- _Exercise instructions_: Give the number of lines in the data that contain "image", and nothing more.

- _Materials provided_:
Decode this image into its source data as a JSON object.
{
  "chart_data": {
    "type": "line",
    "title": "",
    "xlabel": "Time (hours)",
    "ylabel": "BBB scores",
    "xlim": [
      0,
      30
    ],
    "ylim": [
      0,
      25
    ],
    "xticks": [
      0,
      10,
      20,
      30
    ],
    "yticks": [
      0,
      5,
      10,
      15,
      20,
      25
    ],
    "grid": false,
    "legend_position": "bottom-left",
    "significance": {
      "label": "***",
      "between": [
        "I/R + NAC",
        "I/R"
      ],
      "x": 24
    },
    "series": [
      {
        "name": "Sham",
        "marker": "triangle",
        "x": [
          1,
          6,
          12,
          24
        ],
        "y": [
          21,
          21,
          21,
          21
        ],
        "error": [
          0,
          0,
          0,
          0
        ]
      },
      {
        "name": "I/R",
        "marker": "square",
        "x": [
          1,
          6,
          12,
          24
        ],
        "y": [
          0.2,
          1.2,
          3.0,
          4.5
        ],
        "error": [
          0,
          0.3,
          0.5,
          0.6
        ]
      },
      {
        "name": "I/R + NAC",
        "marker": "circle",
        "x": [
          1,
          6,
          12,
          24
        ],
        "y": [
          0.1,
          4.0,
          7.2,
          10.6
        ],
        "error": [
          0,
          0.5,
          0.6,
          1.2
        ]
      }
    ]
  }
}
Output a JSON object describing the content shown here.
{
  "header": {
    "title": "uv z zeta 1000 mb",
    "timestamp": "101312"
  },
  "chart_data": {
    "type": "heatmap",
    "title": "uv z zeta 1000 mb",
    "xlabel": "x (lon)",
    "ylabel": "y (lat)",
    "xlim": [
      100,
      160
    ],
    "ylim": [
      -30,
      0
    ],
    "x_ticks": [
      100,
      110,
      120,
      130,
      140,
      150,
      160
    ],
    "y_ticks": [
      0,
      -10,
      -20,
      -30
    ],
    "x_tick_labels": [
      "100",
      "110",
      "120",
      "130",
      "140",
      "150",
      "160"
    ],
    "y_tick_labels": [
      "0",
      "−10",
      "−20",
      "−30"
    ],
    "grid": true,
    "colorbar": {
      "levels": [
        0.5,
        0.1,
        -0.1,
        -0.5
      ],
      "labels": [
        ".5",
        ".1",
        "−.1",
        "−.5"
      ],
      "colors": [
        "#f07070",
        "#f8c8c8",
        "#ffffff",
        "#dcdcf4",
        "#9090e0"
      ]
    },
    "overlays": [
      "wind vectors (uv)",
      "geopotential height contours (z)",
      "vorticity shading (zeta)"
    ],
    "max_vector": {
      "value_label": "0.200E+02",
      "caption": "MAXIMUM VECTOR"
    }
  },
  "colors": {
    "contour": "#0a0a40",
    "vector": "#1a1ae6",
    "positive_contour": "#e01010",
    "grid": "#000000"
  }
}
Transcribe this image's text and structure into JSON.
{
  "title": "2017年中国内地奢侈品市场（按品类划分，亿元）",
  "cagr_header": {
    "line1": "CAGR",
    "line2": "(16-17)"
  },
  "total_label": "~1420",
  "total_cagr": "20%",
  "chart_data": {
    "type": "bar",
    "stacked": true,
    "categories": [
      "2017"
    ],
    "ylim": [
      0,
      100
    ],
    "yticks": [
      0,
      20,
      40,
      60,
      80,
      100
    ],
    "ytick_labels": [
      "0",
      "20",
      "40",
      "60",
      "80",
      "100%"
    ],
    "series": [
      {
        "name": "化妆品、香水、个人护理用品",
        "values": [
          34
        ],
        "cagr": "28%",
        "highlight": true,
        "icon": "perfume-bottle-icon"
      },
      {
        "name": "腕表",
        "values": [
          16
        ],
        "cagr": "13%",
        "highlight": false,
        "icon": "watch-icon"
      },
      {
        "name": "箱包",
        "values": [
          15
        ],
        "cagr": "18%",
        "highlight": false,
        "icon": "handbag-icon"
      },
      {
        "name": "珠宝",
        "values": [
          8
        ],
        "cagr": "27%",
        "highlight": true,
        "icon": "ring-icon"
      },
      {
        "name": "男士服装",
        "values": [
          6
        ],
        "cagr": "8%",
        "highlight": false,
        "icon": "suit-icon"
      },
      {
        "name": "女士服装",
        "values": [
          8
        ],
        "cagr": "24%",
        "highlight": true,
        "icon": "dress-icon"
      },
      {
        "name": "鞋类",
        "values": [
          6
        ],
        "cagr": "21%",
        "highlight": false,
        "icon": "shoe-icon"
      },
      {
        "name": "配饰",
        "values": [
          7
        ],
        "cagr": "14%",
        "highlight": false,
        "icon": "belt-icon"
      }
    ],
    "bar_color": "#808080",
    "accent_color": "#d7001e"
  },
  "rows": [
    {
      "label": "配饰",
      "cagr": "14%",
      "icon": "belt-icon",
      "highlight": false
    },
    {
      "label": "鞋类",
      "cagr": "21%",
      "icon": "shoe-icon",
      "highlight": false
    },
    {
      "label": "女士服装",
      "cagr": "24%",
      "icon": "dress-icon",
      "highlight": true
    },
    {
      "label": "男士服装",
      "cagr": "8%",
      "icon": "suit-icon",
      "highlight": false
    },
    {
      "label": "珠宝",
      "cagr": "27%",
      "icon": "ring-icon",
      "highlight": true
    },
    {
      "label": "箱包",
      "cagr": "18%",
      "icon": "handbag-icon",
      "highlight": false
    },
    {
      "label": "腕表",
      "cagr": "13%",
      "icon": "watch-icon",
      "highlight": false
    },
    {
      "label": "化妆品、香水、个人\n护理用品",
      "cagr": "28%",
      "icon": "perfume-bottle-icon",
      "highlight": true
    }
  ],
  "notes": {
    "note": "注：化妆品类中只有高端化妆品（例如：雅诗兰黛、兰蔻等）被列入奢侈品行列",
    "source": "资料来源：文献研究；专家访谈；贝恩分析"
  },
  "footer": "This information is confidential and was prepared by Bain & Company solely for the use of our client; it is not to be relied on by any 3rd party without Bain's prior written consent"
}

- _Task solution_: 2